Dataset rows
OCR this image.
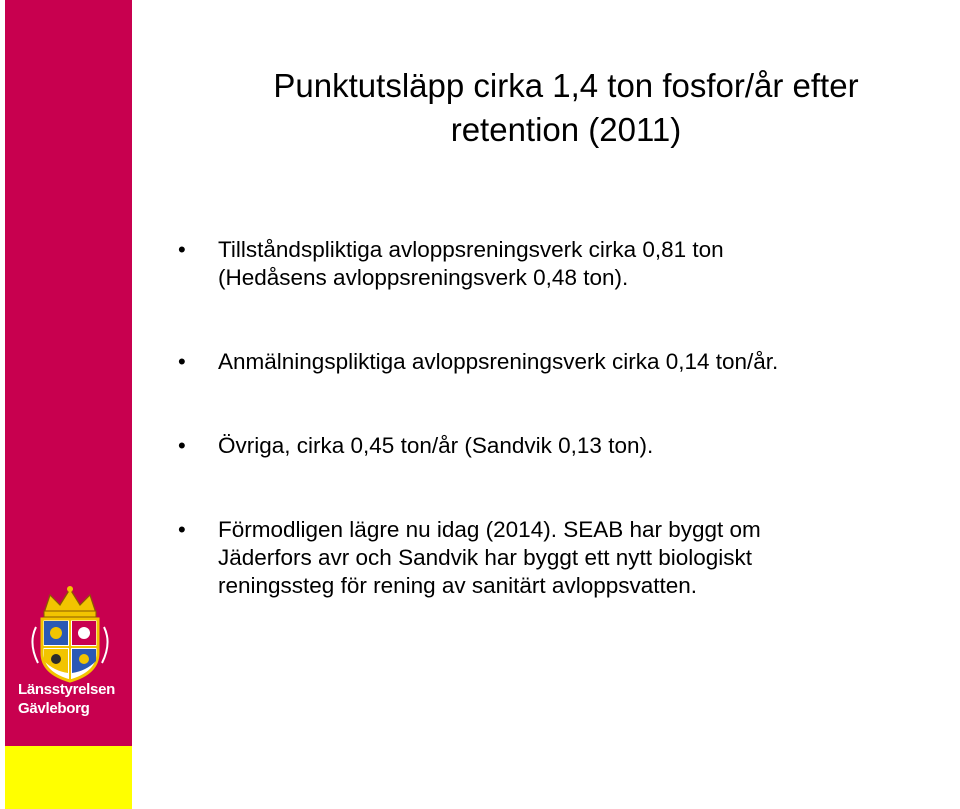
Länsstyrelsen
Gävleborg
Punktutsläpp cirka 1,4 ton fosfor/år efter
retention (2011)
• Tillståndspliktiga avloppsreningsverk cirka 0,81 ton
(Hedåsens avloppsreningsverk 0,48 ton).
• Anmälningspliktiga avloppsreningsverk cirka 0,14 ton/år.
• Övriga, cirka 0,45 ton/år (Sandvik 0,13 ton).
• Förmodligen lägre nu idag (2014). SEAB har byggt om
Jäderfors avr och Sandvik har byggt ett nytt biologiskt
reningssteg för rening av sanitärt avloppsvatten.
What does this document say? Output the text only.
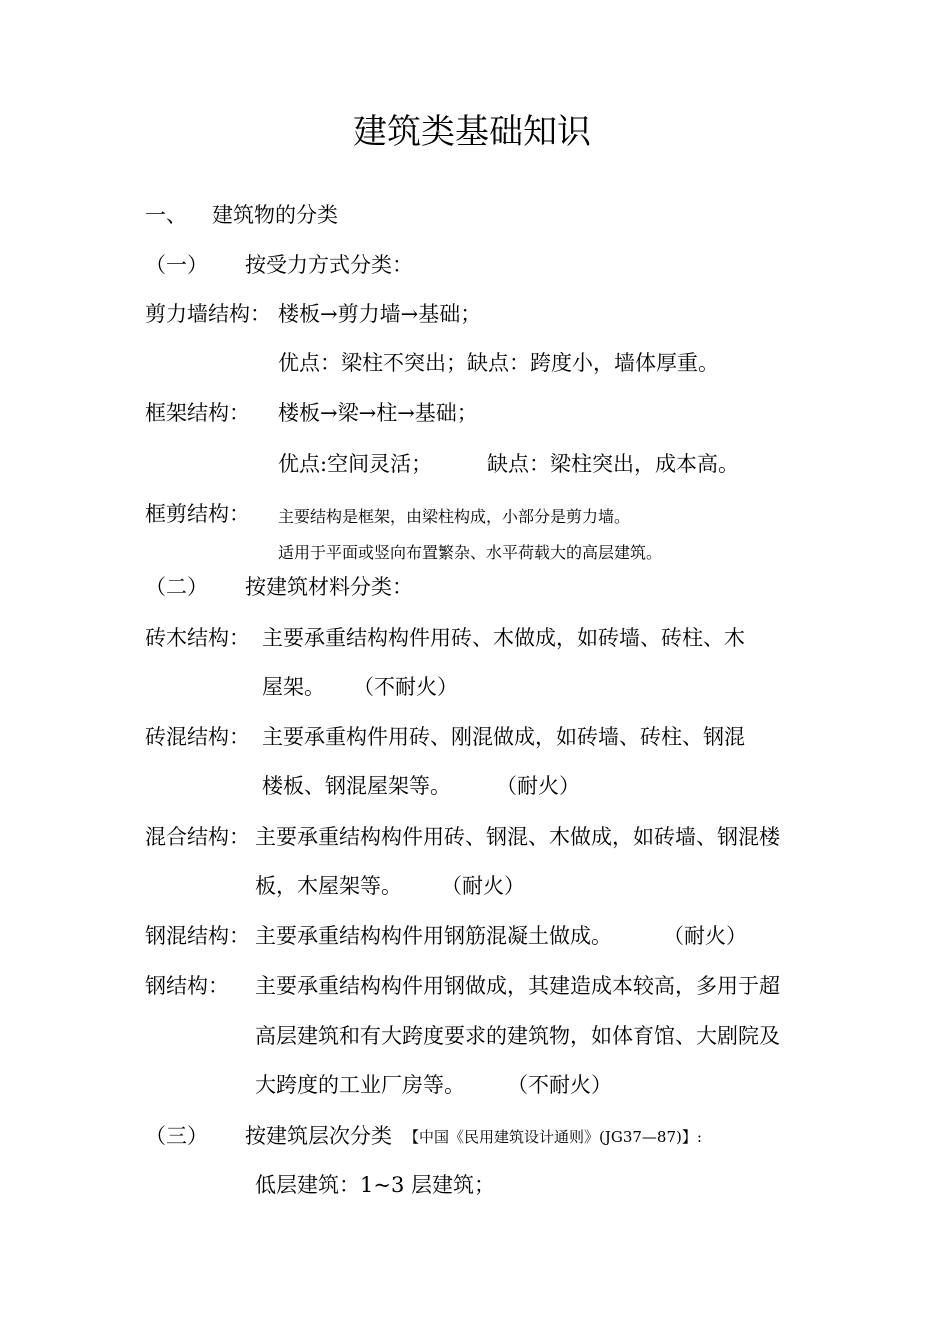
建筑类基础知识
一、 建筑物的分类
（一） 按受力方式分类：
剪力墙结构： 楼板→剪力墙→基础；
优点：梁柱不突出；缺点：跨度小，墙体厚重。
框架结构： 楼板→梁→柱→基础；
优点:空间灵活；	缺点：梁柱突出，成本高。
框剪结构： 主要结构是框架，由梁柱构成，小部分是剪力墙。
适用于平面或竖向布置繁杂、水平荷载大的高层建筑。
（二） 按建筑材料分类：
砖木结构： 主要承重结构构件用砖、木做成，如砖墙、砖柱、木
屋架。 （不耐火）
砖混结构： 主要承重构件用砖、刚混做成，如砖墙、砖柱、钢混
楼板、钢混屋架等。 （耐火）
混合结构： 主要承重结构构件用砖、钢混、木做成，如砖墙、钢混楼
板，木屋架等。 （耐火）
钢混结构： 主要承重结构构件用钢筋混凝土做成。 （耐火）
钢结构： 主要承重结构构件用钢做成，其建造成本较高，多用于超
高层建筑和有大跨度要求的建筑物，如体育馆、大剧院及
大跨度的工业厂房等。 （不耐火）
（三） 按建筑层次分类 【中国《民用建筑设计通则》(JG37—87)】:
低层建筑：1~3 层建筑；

Exercise task: List each line of the records that holds the string "cirka".

Expected output:
Punktutsläpp cirka 1,4 ton fosfor/år efter
• Tillståndspliktiga avloppsreningsverk cirka 0,81 ton
• Anmälningspliktiga avloppsreningsverk cirka 0,14 ton/år.
• Övriga, cirka 0,45 ton/år (Sandvik 0,13 ton).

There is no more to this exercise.